→ **Directions**
Scan the material that follows. Copy every line containing the word "image".

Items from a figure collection
#####
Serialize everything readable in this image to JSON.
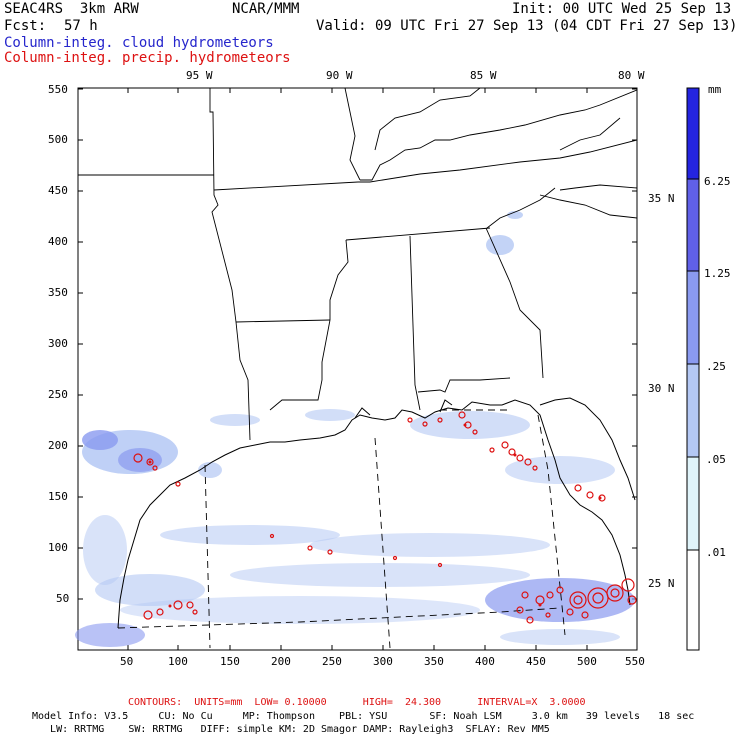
{
  "header": {
    "model": "SEAC4RS  3km ARW",
    "center": "NCAR/MMM",
    "init": "Init: 00 UTC Wed 25 Sep 13",
    "fcst_label": "Fcst:",
    "fcst_value": "57 h",
    "valid": "Valid: 09 UTC Fri 27 Sep 13 (04 CDT Fri 27 Sep 13)",
    "field1": "Column-integ. cloud hydrometeors",
    "field2": "Column-integ. precip. hydrometeors"
  },
  "colors": {
    "field1": "#2626cc",
    "field2": "#dd1111",
    "map_lines": "#000000",
    "colorbar": [
      "#ffffff",
      "#e0f4fa",
      "#b4c8f4",
      "#8a9af0",
      "#6060e8",
      "#2424e0"
    ]
  },
  "map": {
    "top_labels": [
      "95 W",
      "90 W",
      "85 W",
      "80 W"
    ],
    "right_labels": [
      "35 N",
      "30 N",
      "25 N"
    ],
    "y_ticks": [
      "550",
      "500",
      "450",
      "400",
      "350",
      "300",
      "250",
      "200",
      "150",
      "100",
      "50"
    ],
    "x_ticks": [
      "50",
      "100",
      "150",
      "200",
      "250",
      "300",
      "350",
      "400",
      "450",
      "500",
      "550"
    ]
  },
  "colorbar": {
    "unit": "mm",
    "labels": [
      "6.25",
      "1.25",
      ".25",
      ".05",
      ".01"
    ]
  },
  "footer": {
    "contours": "CONTOURS:  UNITS=mm  LOW= 0.10000      HIGH=  24.300      INTERVAL=X  3.0000",
    "model_info": "Model Info: V3.5     CU: No Cu     MP: Thompson    PBL: YSU       SF: Noah LSM     3.0 km   39 levels   18 sec",
    "model_info2": "   LW: RRTMG    SW: RRTMG   DIFF: simple KM: 2D Smagor DAMP: Rayleigh3  SFLAY: Rev MM5"
  }
}
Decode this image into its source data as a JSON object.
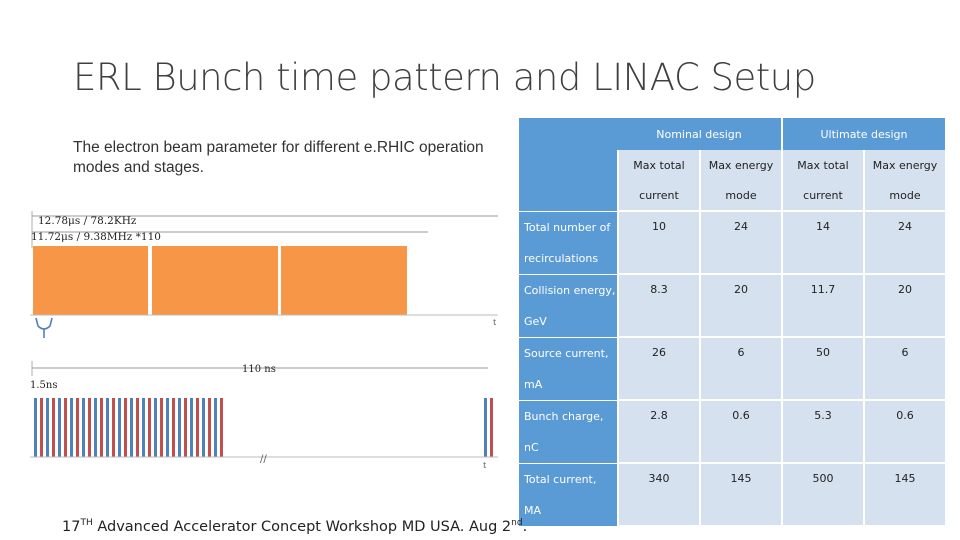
{
  "slide": {
    "title": "ERL Bunch time pattern and LINAC Setup",
    "description": "The electron beam parameter for different e.RHIC operation modes and stages.",
    "footer_main": "17",
    "footer_sup": "TH",
    "footer_rest": " Advanced Accelerator Concept Workshop MD USA. Aug 2",
    "footer_sup2": "nd",
    "footer_end": "."
  },
  "diagram": {
    "label_top1": "12.78μs / 78.2KHz",
    "label_top2": "11.72μs / 9.38MHz *110",
    "label_110ns": "110 ns",
    "label_15ns": "1.5ns",
    "tick_t1": "t",
    "tick_t2": "t",
    "break_mark": "//",
    "orange": "#f79646",
    "blue": "#4f81bd",
    "red": "#c0504d"
  },
  "table": {
    "group1": "Nominal design",
    "group2": "Ultimate design",
    "sub1": [
      "Max total",
      "Max energy",
      "Max total",
      "Max energy"
    ],
    "sub2": [
      "current",
      "mode",
      "current",
      "mode"
    ],
    "rows": [
      {
        "label1": "Total number of",
        "label2": "recirculations",
        "values": [
          "10",
          "24",
          "14",
          "24"
        ]
      },
      {
        "label1": "Collision energy,",
        "label2": "GeV",
        "values": [
          "8.3",
          "20",
          "11.7",
          "20"
        ]
      },
      {
        "label1": "Source   current,",
        "label2": "mA",
        "values": [
          "26",
          "6",
          "50",
          "6"
        ]
      },
      {
        "label1": "Bunch     charge,",
        "label2": "nC",
        "values": [
          "2.8",
          "0.6",
          "5.3",
          "0.6"
        ]
      },
      {
        "label1": "Total      current,",
        "label2": "MA",
        "values": [
          "340",
          "145",
          "500",
          "145"
        ]
      }
    ]
  }
}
#####
→ **The completed task**
Serialize everything readable in this image to JSON.
Decode this image into its source data as a JSON object.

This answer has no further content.